— begin Dataset content —

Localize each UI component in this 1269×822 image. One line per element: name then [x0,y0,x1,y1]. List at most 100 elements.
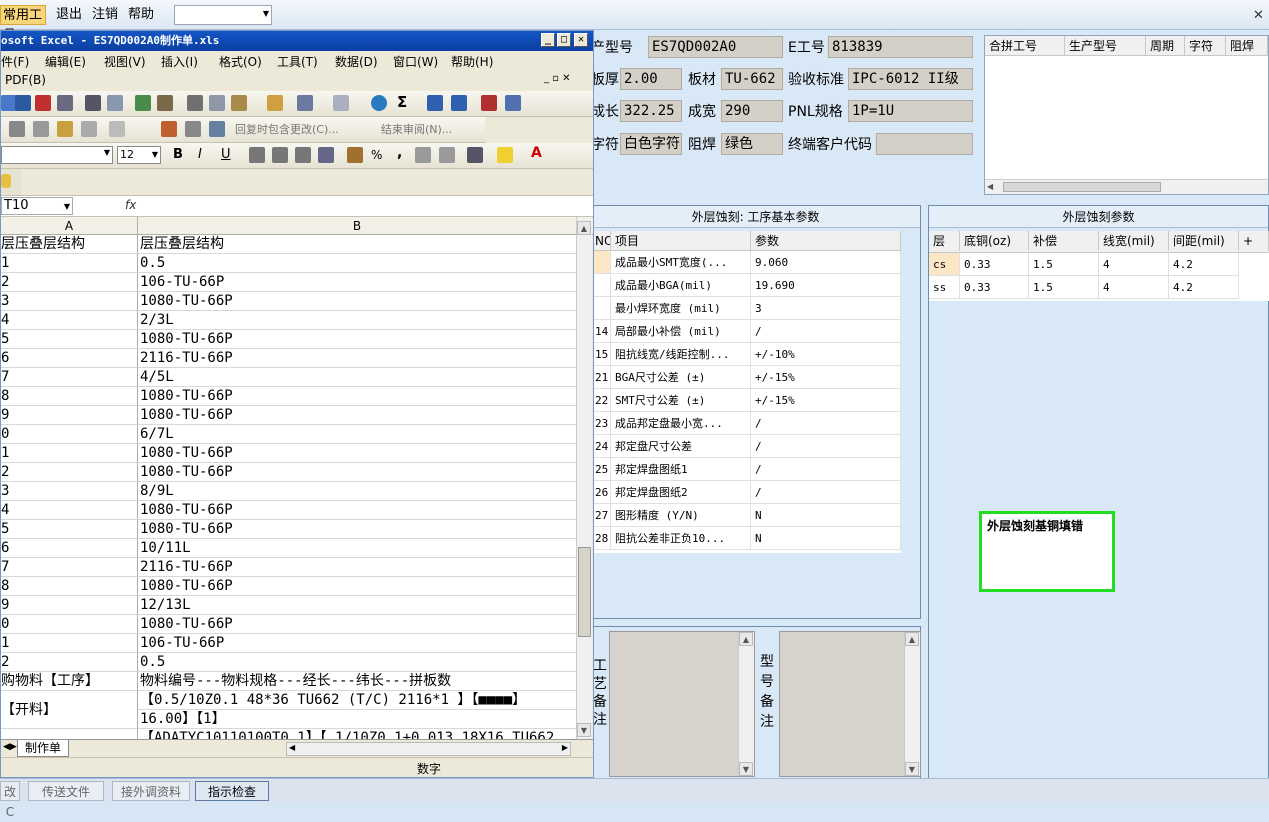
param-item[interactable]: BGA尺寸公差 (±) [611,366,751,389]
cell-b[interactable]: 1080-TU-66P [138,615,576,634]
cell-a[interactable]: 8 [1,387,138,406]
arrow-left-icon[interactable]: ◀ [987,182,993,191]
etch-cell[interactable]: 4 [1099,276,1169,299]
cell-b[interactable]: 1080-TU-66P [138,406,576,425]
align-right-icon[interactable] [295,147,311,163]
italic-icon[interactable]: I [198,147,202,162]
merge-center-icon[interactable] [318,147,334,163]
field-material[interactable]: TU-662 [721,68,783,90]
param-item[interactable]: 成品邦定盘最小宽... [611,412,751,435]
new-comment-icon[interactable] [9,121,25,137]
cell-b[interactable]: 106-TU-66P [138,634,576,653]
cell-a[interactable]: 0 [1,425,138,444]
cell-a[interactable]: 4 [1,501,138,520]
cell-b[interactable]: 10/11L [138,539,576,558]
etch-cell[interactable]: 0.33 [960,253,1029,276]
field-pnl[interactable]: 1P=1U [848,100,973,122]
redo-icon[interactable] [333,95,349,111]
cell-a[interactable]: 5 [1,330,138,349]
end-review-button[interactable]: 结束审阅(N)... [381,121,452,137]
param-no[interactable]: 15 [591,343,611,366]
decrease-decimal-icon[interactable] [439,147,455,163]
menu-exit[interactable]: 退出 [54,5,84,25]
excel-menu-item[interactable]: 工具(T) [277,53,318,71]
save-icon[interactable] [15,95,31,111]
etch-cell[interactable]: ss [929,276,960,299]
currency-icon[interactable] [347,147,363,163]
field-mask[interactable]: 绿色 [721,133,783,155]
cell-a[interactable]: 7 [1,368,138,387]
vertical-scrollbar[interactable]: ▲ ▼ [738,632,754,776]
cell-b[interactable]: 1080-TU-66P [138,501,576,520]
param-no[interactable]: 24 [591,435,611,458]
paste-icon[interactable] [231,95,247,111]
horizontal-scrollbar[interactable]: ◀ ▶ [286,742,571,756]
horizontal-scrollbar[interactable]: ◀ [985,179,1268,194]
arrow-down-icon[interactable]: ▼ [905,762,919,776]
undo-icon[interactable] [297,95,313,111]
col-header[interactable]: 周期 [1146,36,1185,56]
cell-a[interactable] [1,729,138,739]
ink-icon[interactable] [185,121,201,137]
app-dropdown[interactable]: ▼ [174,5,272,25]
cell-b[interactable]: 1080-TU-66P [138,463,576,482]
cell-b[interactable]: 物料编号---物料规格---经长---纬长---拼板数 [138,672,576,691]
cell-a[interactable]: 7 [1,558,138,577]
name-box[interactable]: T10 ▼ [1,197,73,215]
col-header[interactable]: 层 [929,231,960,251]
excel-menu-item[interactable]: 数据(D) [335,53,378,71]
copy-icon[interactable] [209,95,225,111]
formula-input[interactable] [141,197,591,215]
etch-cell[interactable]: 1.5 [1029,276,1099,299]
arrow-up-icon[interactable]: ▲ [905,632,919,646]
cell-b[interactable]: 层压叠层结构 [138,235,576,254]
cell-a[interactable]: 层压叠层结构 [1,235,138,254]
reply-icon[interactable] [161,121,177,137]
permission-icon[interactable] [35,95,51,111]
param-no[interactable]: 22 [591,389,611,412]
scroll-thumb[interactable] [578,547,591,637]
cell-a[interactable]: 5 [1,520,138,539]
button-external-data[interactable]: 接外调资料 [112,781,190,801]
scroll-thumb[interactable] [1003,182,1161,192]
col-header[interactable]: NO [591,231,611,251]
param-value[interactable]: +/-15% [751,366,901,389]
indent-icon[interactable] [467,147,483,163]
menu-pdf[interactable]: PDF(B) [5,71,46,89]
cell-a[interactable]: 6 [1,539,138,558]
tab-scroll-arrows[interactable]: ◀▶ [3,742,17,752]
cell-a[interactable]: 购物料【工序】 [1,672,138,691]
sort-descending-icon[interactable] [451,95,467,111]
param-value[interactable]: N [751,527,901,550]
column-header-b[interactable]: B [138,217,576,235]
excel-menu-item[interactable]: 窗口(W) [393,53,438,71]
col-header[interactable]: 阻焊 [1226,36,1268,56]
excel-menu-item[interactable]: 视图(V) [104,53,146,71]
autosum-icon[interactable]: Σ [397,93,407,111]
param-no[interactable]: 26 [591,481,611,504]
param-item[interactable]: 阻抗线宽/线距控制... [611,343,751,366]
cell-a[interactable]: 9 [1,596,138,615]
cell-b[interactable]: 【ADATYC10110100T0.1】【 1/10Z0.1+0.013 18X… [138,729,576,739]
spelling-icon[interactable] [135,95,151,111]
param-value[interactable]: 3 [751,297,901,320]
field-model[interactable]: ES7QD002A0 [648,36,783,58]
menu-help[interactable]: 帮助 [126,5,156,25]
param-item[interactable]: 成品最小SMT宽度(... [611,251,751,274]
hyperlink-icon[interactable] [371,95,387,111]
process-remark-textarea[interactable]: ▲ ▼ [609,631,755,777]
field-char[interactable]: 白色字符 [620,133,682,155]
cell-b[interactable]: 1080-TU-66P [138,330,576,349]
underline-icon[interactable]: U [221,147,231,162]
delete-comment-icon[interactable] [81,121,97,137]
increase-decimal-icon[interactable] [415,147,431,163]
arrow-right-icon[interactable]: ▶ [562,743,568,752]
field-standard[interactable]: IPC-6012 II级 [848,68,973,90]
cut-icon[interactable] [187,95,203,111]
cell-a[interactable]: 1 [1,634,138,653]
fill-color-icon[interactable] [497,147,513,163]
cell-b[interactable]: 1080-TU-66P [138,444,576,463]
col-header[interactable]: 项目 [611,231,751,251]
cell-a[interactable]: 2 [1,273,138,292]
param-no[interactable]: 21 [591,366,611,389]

— end Dataset content —

Work required – Count the rows above that contain the string "层压叠层结构". Case must match, and the reply should be only the number.

Result for this task – 2